__DIRECTIONS__:
Find each line with the string "subtitle" and copy it.

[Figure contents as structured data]
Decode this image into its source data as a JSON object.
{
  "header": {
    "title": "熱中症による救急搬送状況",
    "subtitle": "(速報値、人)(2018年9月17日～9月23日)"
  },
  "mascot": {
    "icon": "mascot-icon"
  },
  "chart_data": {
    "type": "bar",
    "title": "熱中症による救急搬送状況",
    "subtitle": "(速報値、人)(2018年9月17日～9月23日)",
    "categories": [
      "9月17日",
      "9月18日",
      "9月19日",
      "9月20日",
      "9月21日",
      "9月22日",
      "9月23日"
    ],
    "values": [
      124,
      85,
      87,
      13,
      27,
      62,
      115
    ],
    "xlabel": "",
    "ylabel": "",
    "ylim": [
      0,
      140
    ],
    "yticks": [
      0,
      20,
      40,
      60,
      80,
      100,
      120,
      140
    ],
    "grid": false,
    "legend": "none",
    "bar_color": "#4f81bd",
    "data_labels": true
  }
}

__SOLUTION FOR THIS EXERCISE__:
    "subtitle": "(速報値、人)(2018年9月17日～9月23日)"
    "subtitle": "(速報値、人)(2018年9月17日～9月23日)",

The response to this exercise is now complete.